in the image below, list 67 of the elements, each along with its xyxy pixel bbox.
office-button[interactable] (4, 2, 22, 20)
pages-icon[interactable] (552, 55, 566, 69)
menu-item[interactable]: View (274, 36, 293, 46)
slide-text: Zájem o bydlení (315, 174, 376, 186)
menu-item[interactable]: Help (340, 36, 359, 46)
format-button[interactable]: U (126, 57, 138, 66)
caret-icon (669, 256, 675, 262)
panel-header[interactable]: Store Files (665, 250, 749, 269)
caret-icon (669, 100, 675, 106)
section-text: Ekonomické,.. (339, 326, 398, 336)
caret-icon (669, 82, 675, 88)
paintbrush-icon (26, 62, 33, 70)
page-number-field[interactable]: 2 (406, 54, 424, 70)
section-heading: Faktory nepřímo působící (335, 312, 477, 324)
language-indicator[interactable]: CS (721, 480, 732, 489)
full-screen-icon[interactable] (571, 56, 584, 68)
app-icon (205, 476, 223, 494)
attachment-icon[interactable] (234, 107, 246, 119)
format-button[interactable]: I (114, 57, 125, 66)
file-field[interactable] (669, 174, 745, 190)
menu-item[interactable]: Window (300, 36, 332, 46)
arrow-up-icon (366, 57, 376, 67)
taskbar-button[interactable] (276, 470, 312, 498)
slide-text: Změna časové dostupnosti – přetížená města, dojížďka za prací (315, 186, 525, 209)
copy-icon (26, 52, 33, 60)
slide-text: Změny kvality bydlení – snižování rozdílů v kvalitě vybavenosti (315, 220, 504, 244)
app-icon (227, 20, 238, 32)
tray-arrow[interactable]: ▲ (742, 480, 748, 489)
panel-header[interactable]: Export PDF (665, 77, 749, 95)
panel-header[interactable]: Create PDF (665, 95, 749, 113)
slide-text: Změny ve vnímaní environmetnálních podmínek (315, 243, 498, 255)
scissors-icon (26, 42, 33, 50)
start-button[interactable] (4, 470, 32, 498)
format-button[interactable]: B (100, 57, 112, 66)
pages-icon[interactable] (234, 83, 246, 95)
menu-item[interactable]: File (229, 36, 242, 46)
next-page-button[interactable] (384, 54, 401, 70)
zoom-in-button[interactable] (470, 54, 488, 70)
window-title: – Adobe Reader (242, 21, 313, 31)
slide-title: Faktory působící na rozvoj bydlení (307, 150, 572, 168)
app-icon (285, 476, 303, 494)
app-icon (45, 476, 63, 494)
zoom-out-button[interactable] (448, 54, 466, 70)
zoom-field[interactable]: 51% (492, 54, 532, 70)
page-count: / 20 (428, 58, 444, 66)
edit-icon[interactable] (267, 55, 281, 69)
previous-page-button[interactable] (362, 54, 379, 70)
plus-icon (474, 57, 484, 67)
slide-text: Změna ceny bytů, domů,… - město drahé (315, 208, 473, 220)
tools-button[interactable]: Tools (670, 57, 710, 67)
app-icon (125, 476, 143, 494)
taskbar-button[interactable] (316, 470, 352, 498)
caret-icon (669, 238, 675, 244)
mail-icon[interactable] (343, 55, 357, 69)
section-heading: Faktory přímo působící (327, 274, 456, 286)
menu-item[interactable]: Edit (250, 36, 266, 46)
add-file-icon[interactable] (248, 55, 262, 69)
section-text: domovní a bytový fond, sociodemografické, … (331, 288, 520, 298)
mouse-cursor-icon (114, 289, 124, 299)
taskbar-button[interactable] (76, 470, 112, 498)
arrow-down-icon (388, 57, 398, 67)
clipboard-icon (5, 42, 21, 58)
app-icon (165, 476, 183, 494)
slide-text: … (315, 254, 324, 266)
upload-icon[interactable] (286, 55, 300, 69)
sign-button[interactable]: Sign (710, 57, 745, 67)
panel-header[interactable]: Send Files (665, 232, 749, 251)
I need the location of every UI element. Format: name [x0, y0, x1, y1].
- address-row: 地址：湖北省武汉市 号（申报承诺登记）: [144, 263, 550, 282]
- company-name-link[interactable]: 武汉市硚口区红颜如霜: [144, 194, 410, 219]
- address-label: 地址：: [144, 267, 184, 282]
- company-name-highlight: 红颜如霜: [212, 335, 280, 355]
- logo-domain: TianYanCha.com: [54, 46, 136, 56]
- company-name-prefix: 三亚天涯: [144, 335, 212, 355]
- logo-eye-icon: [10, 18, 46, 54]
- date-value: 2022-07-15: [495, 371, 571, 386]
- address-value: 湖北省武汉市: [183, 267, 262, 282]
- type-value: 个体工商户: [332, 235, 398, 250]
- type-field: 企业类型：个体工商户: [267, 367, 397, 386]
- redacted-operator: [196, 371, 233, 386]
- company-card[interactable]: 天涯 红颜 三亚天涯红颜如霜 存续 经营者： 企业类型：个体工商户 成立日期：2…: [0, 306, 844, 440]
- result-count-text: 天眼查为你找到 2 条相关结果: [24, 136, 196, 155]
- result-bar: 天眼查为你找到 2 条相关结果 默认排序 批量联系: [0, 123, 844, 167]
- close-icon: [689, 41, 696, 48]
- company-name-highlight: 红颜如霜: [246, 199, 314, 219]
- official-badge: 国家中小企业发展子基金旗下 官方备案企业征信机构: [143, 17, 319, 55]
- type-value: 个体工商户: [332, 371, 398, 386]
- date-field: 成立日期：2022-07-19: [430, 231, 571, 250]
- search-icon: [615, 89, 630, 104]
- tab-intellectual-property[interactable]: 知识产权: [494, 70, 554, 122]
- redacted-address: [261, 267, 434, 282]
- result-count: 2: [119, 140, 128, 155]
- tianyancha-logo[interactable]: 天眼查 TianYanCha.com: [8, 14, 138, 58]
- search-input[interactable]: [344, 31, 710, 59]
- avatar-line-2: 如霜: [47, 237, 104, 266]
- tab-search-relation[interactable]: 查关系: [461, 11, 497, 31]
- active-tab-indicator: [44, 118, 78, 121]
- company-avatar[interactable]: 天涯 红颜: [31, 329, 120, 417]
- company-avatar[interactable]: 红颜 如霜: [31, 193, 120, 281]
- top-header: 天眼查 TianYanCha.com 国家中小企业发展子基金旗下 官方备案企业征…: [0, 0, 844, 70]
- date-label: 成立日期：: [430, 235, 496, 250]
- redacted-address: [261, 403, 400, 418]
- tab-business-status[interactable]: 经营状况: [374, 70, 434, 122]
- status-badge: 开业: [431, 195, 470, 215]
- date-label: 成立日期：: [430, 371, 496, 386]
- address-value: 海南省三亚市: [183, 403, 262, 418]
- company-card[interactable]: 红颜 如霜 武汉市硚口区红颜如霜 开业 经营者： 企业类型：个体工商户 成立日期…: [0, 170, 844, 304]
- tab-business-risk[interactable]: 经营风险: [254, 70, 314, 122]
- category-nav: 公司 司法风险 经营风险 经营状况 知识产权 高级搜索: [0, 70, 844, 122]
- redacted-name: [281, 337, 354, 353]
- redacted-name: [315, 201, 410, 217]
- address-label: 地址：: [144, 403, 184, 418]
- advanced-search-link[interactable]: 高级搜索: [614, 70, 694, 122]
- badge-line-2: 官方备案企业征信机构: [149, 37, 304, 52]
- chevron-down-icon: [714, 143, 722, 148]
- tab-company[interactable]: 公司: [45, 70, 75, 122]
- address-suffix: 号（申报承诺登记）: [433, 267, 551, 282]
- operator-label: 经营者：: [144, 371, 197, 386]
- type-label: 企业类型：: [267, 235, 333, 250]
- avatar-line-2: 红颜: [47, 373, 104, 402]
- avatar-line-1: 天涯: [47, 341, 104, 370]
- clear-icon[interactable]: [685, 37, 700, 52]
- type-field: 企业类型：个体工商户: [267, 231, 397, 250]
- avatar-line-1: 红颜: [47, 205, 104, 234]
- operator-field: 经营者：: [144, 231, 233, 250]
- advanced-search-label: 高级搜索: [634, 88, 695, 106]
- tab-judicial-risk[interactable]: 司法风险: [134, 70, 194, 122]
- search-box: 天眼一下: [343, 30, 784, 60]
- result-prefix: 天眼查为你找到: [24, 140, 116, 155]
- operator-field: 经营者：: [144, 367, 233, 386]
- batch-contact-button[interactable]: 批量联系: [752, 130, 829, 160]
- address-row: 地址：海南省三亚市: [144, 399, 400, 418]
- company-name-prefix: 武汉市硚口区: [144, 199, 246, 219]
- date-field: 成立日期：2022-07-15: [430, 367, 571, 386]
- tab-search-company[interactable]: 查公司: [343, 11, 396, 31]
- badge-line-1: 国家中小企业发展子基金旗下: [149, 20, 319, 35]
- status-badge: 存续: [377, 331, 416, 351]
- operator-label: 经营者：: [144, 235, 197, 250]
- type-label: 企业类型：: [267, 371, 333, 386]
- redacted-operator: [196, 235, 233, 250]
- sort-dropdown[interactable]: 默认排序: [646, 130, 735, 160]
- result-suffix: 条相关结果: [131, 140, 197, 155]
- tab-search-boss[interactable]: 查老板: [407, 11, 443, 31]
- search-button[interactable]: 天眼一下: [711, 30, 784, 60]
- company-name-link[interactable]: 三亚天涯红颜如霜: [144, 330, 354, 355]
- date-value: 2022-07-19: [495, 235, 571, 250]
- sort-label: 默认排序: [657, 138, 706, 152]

== WORK TO DO ==
Copy the material word for word, starting with its first line and ending after the line that contains "slide-text: Zájem o".

== TASK SOLUTION ==
in the image below, list 67 of the elements, each along with its xyxy pixel bbox.
office-button[interactable] (4, 2, 22, 20)
pages-icon[interactable] (552, 55, 566, 69)
menu-item[interactable]: View (274, 36, 293, 46)
slide-text: Zájem o bydlení (315, 174, 376, 186)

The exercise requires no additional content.